GIVEN PROBLEM:
In the material below, find all lines with the string "structured" and copy them.

------------------------------------------------

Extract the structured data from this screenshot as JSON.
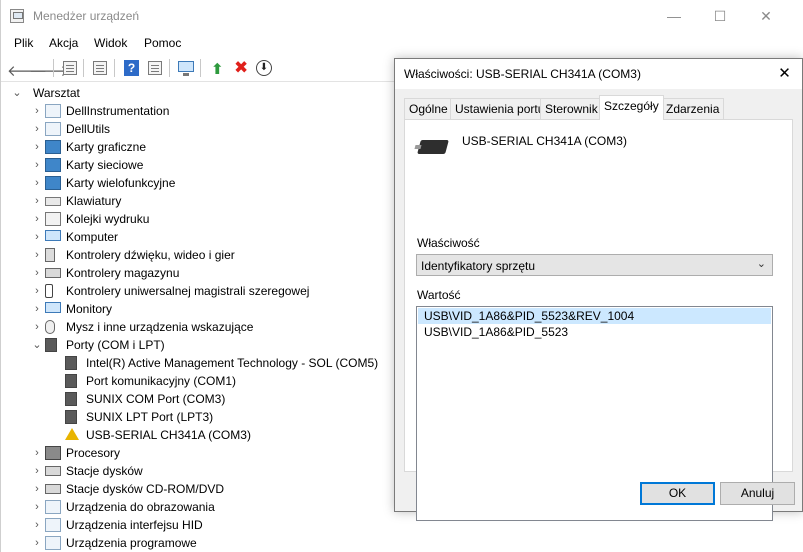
{
  "window": {
    "title": "Menedżer urządzeń",
    "controls": {
      "minimize": "—",
      "maximize": "☐",
      "close": "✕"
    }
  },
  "menu": [
    "Plik",
    "Akcja",
    "Widok",
    "Pomoc"
  ],
  "toolbar": {
    "icons": [
      "back-icon",
      "forward-icon",
      "properties-sheet-icon",
      "device-sheet-icon",
      "help-icon",
      "properties-icon",
      "scan-monitor-icon",
      "update-driver-icon",
      "uninstall-icon",
      "download-icon"
    ],
    "back": "🡐",
    "forward": "🡒",
    "help": "?",
    "update": "⬆",
    "remove": "✖",
    "down": "⬇"
  },
  "tree": {
    "root": "Warsztat",
    "expanded_arrow": "⌄",
    "collapsed_arrow": "›",
    "items": [
      {
        "label": "DellInstrumentation",
        "icon": "generic"
      },
      {
        "label": "DellUtils",
        "icon": "generic"
      },
      {
        "label": "Karty graficzne",
        "icon": "display"
      },
      {
        "label": "Karty sieciowe",
        "icon": "display"
      },
      {
        "label": "Karty wielofunkcyjne",
        "icon": "display"
      },
      {
        "label": "Klawiatury",
        "icon": "keyboard"
      },
      {
        "label": "Kolejki wydruku",
        "icon": "printer"
      },
      {
        "label": "Komputer",
        "icon": "monitor"
      },
      {
        "label": "Kontrolery dźwięku, wideo i gier",
        "icon": "speaker"
      },
      {
        "label": "Kontrolery magazynu",
        "icon": "disk"
      },
      {
        "label": "Kontrolery uniwersalnej magistrali szeregowej",
        "icon": "usb"
      },
      {
        "label": "Monitory",
        "icon": "monitor"
      },
      {
        "label": "Mysz i inne urządzenia wskazujące",
        "icon": "mouse"
      },
      {
        "label": "Porty (COM i LPT)",
        "icon": "port",
        "expanded": true,
        "children": [
          {
            "label": "Intel(R) Active Management Technology - SOL (COM5)",
            "icon": "port"
          },
          {
            "label": "Port komunikacyjny (COM1)",
            "icon": "port"
          },
          {
            "label": "SUNIX COM Port (COM3)",
            "icon": "port"
          },
          {
            "label": "SUNIX LPT Port (LPT3)",
            "icon": "port"
          },
          {
            "label": "USB-SERIAL CH341A (COM3)",
            "icon": "warning"
          }
        ]
      },
      {
        "label": "Procesory",
        "icon": "cpu"
      },
      {
        "label": "Stacje dysków",
        "icon": "disk"
      },
      {
        "label": "Stacje dysków CD-ROM/DVD",
        "icon": "disk"
      },
      {
        "label": "Urządzenia do obrazowania",
        "icon": "generic"
      },
      {
        "label": "Urządzenia interfejsu HID",
        "icon": "generic"
      },
      {
        "label": "Urządzenia programowe",
        "icon": "generic"
      }
    ]
  },
  "dialog": {
    "title": "Właściwości: USB-SERIAL CH341A (COM3)",
    "close": "✕",
    "tabs": [
      {
        "label": "Ogólne"
      },
      {
        "label": "Ustawienia portu"
      },
      {
        "label": "Sterownik"
      },
      {
        "label": "Szczegóły",
        "active": true
      },
      {
        "label": "Zdarzenia"
      }
    ],
    "device_name": "USB-SERIAL CH341A (COM3)",
    "property_label": "Właściwość",
    "property_value": "Identyfikatory sprzętu",
    "select_chevron": "⌄",
    "value_label": "Wartość",
    "values": [
      {
        "text": "USB\\VID_1A86&PID_5523&REV_1004",
        "selected": true
      },
      {
        "text": "USB\\VID_1A86&PID_5523",
        "selected": false
      }
    ],
    "ok": "OK",
    "cancel": "Anuluj"
  },
  "colors": {
    "selection": "#cce8ff",
    "accent": "#0078d7",
    "warning": "#e8b400"
  }
}
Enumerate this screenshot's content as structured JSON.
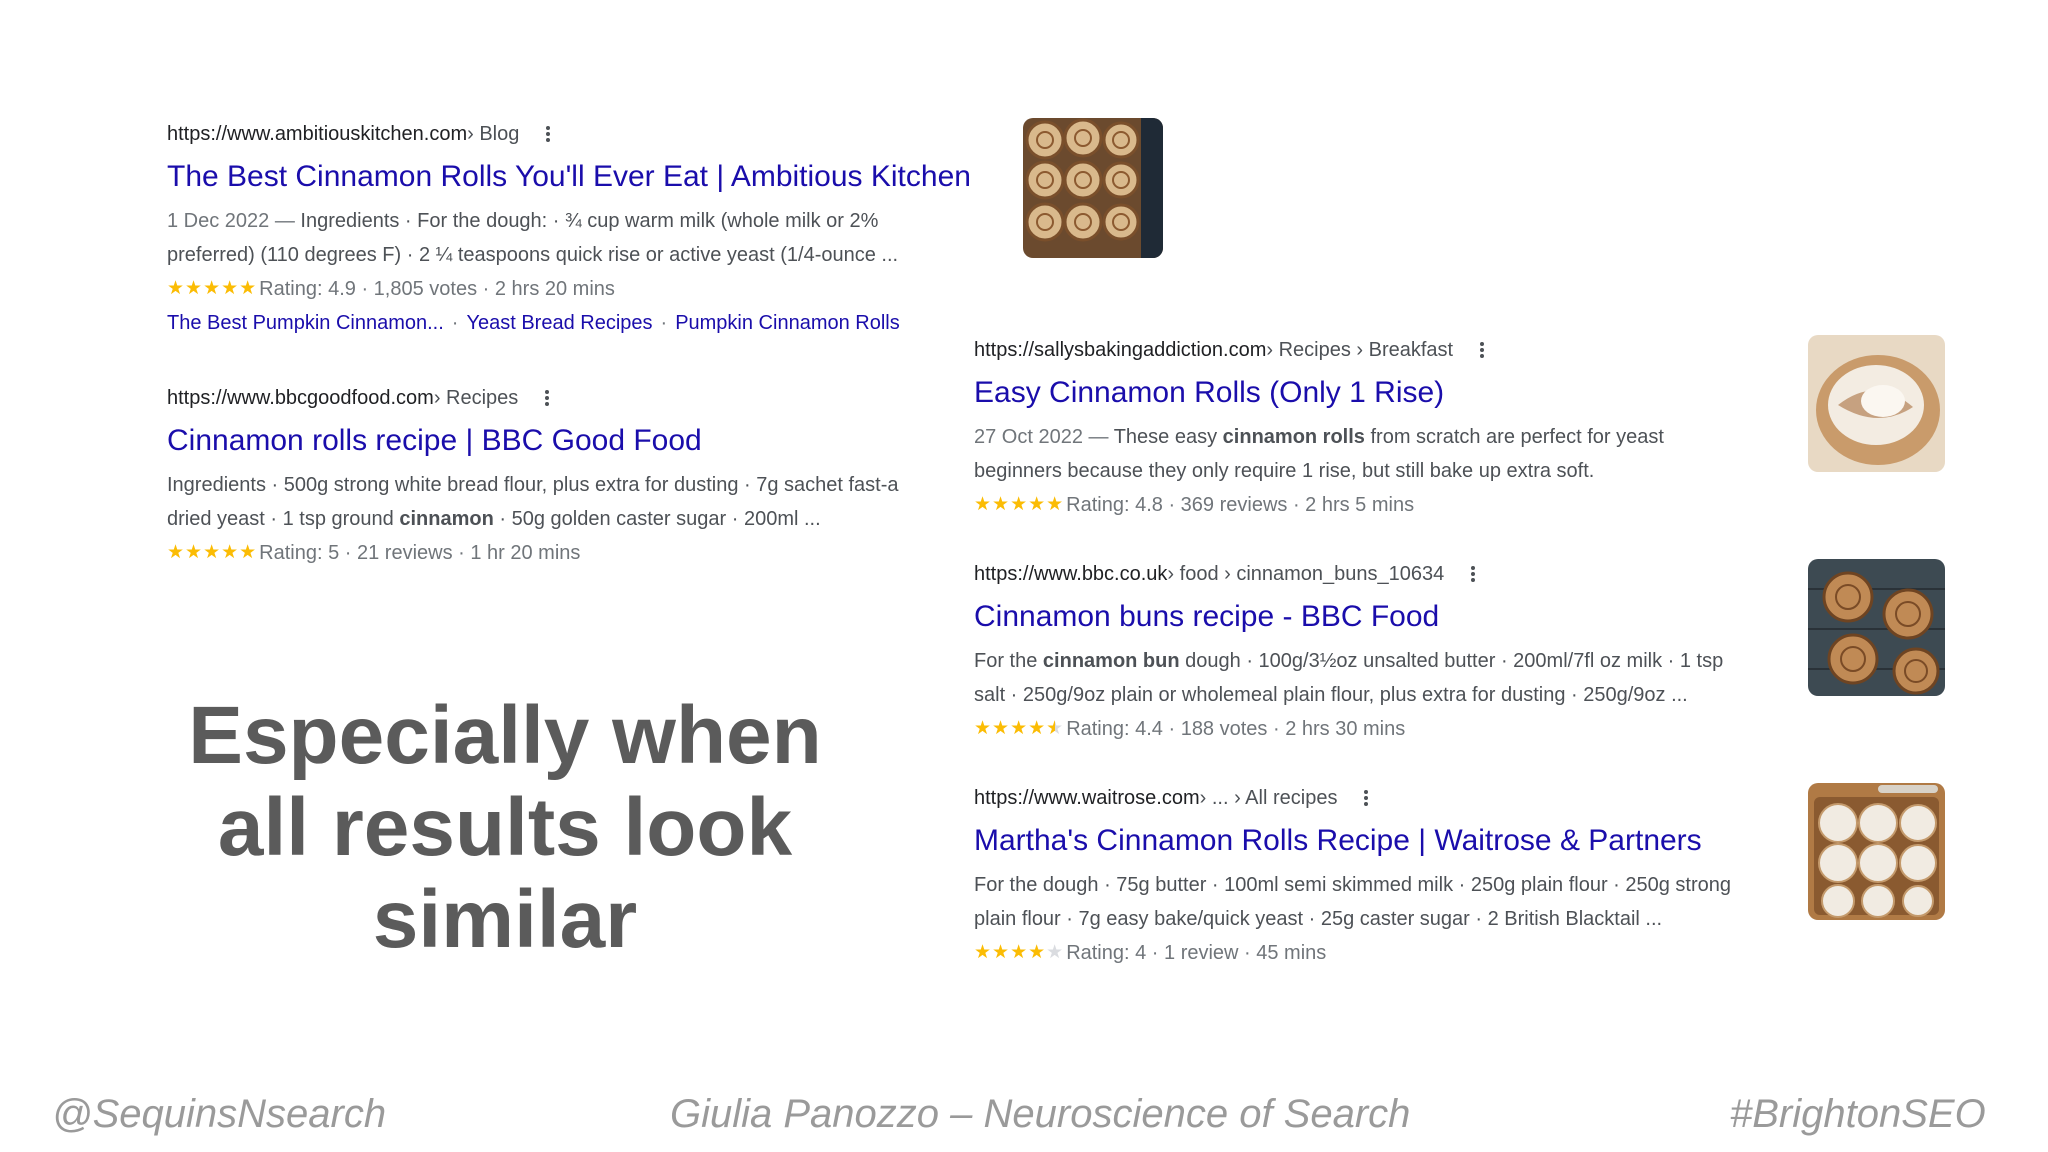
{
  "results": [
    {
      "url": "https://www.ambitiouskitchen.com",
      "crumbs": " › Blog",
      "title": "The Best Cinnamon Rolls You'll Ever Eat | Ambitious Kitchen",
      "date": "1 Dec 2022 — ",
      "snippet_line1": "Ingredients · For the dough: · ¾ cup warm milk (whole milk or 2%",
      "snippet_line2": "preferred) (110 degrees F) · 2 ¼ teaspoons quick rise or active yeast (1/4-ounce ...",
      "stars": 5,
      "meta": "Rating: 4.9 · 1,805 votes · 2 hrs 20 mins",
      "sitelinks": [
        "The Best Pumpkin Cinnamon...",
        "Yeast Bread Recipes",
        "Pumpkin Cinnamon Rolls"
      ],
      "thumbnail": "cinnamon-rolls-pan-photo"
    },
    {
      "url": "https://www.bbcgoodfood.com",
      "crumbs": " › Recipes",
      "title": "Cinnamon rolls recipe | BBC Good Food",
      "snippet_line1": "Ingredients · 500g strong white bread flour, plus extra for dusting · 7g sachet fast-a",
      "snippet_line2_pre": "dried yeast · 1 tsp ground ",
      "snippet_line2_bold": "cinnamon",
      "snippet_line2_post": " · 50g golden caster sugar · 200ml ...",
      "stars": 5,
      "meta": "Rating: 5 · 21 reviews · 1 hr 20 mins"
    },
    {
      "url": "https://sallysbakingaddiction.com",
      "crumbs": " › Recipes › Breakfast",
      "title": "Easy Cinnamon Rolls (Only 1 Rise)",
      "date": "27 Oct 2022 — ",
      "snippet_line1_pre": "These easy ",
      "snippet_line1_bold": "cinnamon rolls",
      "snippet_line1_post": " from scratch are perfect for yeast",
      "snippet_line2": "beginners because they only require 1 rise, but still bake up extra soft.",
      "stars": 5,
      "meta": "Rating: 4.8 · 369 reviews · 2 hrs 5 mins",
      "thumbnail": "iced-cinnamon-roll-closeup-photo"
    },
    {
      "url": "https://www.bbc.co.uk",
      "crumbs": " › food › cinnamon_buns_10634",
      "title": "Cinnamon buns recipe - BBC Food",
      "snippet_line1_pre": "For the ",
      "snippet_line1_bold": "cinnamon bun",
      "snippet_line1_post": " dough · 100g/3½oz unsalted butter · 200ml/7fl oz milk · 1 tsp",
      "snippet_line2": "salt · 250g/9oz plain or wholemeal plain flour, plus extra for dusting · 250g/9oz ...",
      "stars": 4.5,
      "meta": "Rating: 4.4 · 188 votes · 2 hrs 30 mins",
      "thumbnail": "cinnamon-buns-on-rack-photo"
    },
    {
      "url": "https://www.waitrose.com",
      "crumbs": " › ... › All recipes",
      "title": "Martha's Cinnamon Rolls Recipe | Waitrose & Partners",
      "snippet_line1": "For the dough · 75g butter · 100ml semi skimmed milk · 250g plain flour · 250g strong",
      "snippet_line2": "plain flour · 7g easy bake/quick yeast · 25g caster sugar · 2 British Blacktail ...",
      "stars": 4,
      "meta": "Rating: 4 · 1 review · 45 mins",
      "thumbnail": "frosted-rolls-in-tray-photo"
    }
  ],
  "headline": [
    "Especially when",
    "all results look",
    "similar"
  ],
  "footer": {
    "left": "@SequinsNsearch",
    "center": "Giulia Panozzo – Neuroscience of Search",
    "right": "#BrightonSEO"
  },
  "colors": {
    "link": "#1a0dab",
    "star": "#fbbc04",
    "snippet": "#4d5156",
    "headline": "#5b5b5b",
    "footer": "#9a9a9a"
  }
}
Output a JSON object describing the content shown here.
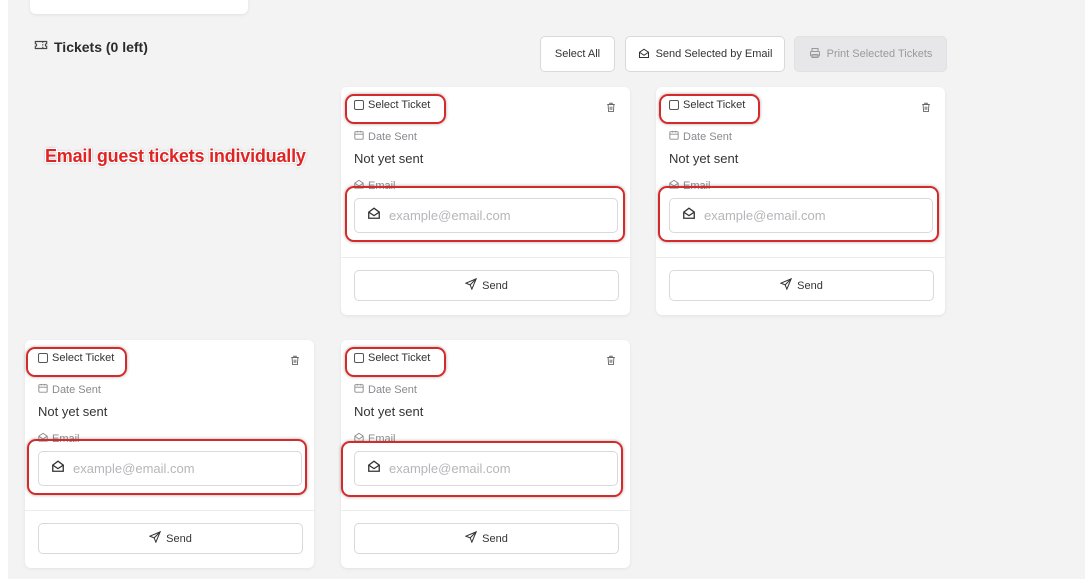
{
  "section": {
    "title": "Tickets (0 left)",
    "icon": "ticket-icon"
  },
  "toolbar": {
    "select_all_label": "Select All",
    "send_selected_label": "Send Selected by Email",
    "print_selected_label": "Print Selected Tickets"
  },
  "annotation": {
    "text": "Email guest tickets individually",
    "color": "#e02424"
  },
  "tickets": [
    {
      "select_label": "Select Ticket",
      "date_label": "Date Sent",
      "date_value": "Not yet sent",
      "email_label": "Email",
      "email_placeholder": "example@email.com",
      "send_label": "Send"
    },
    {
      "select_label": "Select Ticket",
      "date_label": "Date Sent",
      "date_value": "Not yet sent",
      "email_label": "Email",
      "email_placeholder": "example@email.com",
      "send_label": "Send"
    },
    {
      "select_label": "Select Ticket",
      "date_label": "Date Sent",
      "date_value": "Not yet sent",
      "email_label": "Email",
      "email_placeholder": "example@email.com",
      "send_label": "Send"
    },
    {
      "select_label": "Select Ticket",
      "date_label": "Date Sent",
      "date_value": "Not yet sent",
      "email_label": "Email",
      "email_placeholder": "example@email.com",
      "send_label": "Send"
    }
  ],
  "colors": {
    "highlight": "#d42a2a",
    "panel_bg": "#f3f3f4",
    "disabled_button_bg": "#e7e7e9"
  }
}
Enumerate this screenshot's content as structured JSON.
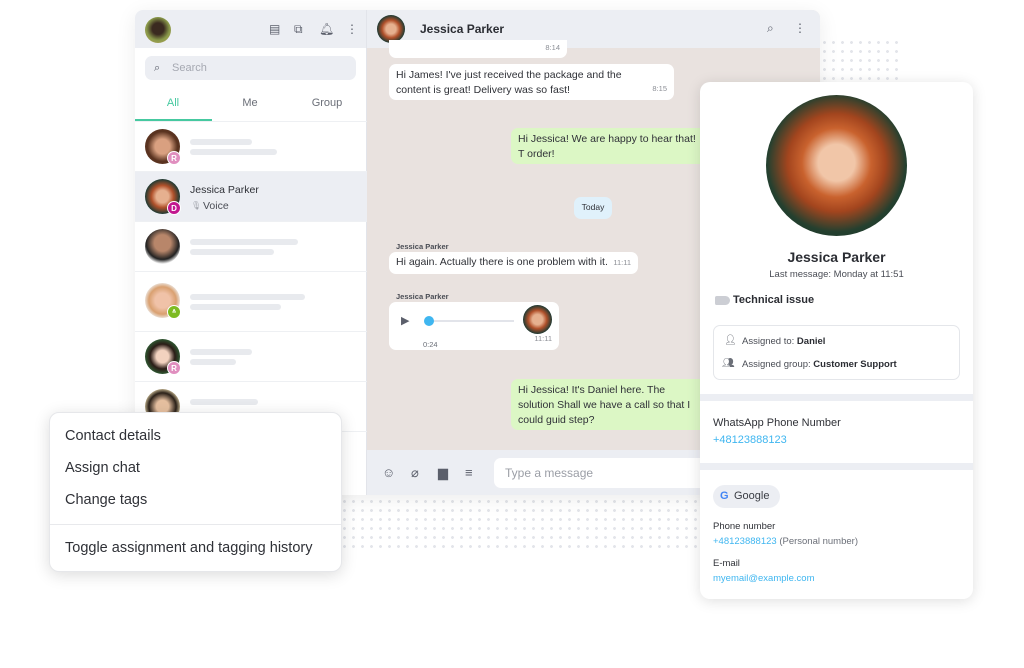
{
  "sidebar": {
    "search_placeholder": "Search",
    "tabs": [
      {
        "label": "All",
        "active": true
      },
      {
        "label": "Me"
      },
      {
        "label": "Group"
      }
    ],
    "active_chat": {
      "name": "Jessica Parker",
      "preview": "Voice",
      "badge": "D"
    },
    "badges": [
      "R",
      "R"
    ],
    "icons": [
      "chat-icon",
      "multi-chat-icon",
      "bell-icon",
      "more-vertical-icon"
    ]
  },
  "chat": {
    "contact_name": "Jessica Parker",
    "messages": [
      {
        "time": "8:14"
      },
      {
        "text": "Hi James! I've just received the package and the content is great! Delivery was so fast!",
        "time": "8:15"
      },
      {
        "text": "Hi Jessica! We are happy to hear that! T order!"
      },
      {
        "divider": "Today"
      },
      {
        "sender": "Jessica Parker",
        "text": "Hi again. Actually there is one problem with it.",
        "time": "11:11"
      },
      {
        "sender": "Jessica Parker",
        "voice_duration": "0:24",
        "time": "11:11",
        "progress": 0.02
      },
      {
        "text": "Hi Jessica! It's Daniel here. The solution Shall we have a call so that I could guid step?"
      }
    ],
    "input_placeholder": "Type a message"
  },
  "context_menu": {
    "items": [
      "Contact details",
      "Assign chat",
      "Change tags",
      "Toggle assignment and tagging history"
    ]
  },
  "contact": {
    "name": "Jessica Parker",
    "last_message": "Last message: Monday at 11:51",
    "tag": "Technical issue",
    "assigned_to_label": "Assigned to: ",
    "assigned_to": "Daniel",
    "assigned_group_label": "Assigned group: ",
    "assigned_group": "Customer Support",
    "whatsapp_label": "WhatsApp Phone Number",
    "whatsapp": "+48123888123",
    "source": "Google",
    "phone_label": "Phone number",
    "phone": "+48123888123",
    "phone_note": "(Personal number)",
    "email_label": "E-mail",
    "email": "myemail@example.com"
  },
  "colors": {
    "accent": "#3fb6f0",
    "tab_active": "#46c9a0",
    "outgoing": "#dcf7c5",
    "chat_bg": "#e9e2df",
    "badge_r": "#e08fbf",
    "badge_d": "#c2188f",
    "badge_group": "#7dbb22"
  }
}
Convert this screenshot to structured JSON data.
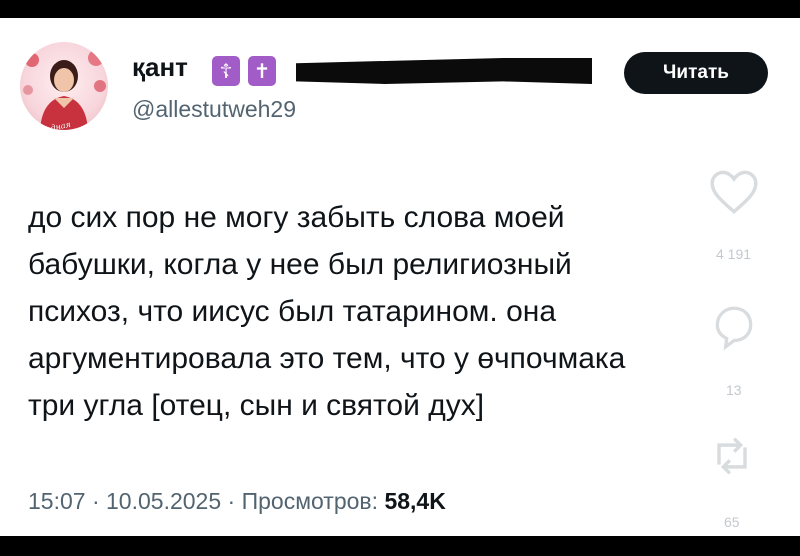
{
  "profile": {
    "display_name": "қант",
    "badges": [
      "☦",
      "✝"
    ],
    "handle": "@allestutweh29",
    "avatar_caption": "Холодная"
  },
  "follow_button": {
    "label": "Читать"
  },
  "tweet": {
    "lines": [
      "до сих пор не могу забыть слова моей",
      "бабушки, когла у нее был религиозный",
      "психоз, что иисус был татарином. она",
      "аргументировала это тем, что у өчпочмака",
      "три угла [отец, сын и святой дух]"
    ]
  },
  "meta": {
    "time": "15:07",
    "separator": " · ",
    "date": "10.05.2025",
    "views_label": "Просмотров:",
    "views_count": "58,4K"
  },
  "background_actions": {
    "likes_count": "4 191",
    "replies_count": "13",
    "reposts_count": "65"
  }
}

------------------------------------------------

TASK RESULT:
Extract the structured data from this screenshot as JSON.
Enumerate this screenshot's content as structured JSON.
Enumerate this screenshot's content as structured JSON.
Convert this screenshot to structured JSON data.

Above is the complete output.